> _Prompt_:
Count the lines of the records below that contain the word "bottle", with uppercase and lowercase treated as different. Give only the number.

## begin

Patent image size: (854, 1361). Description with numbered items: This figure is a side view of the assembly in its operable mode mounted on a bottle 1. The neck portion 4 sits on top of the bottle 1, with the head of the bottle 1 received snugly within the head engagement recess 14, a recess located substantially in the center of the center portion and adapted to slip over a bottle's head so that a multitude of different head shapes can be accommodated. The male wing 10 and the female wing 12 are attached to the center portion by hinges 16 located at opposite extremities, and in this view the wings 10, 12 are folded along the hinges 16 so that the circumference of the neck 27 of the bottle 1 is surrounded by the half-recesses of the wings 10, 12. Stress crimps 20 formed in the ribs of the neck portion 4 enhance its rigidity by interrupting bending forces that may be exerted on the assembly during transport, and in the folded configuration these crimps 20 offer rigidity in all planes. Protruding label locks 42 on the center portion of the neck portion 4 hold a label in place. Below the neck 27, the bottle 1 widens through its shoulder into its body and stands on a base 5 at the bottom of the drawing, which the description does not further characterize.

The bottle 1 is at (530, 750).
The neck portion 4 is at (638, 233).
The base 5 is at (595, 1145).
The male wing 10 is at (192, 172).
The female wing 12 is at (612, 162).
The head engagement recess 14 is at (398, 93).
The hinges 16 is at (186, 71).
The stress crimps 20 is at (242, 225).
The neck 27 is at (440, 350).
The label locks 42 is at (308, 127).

## end

> _Solution for this exercise_:
2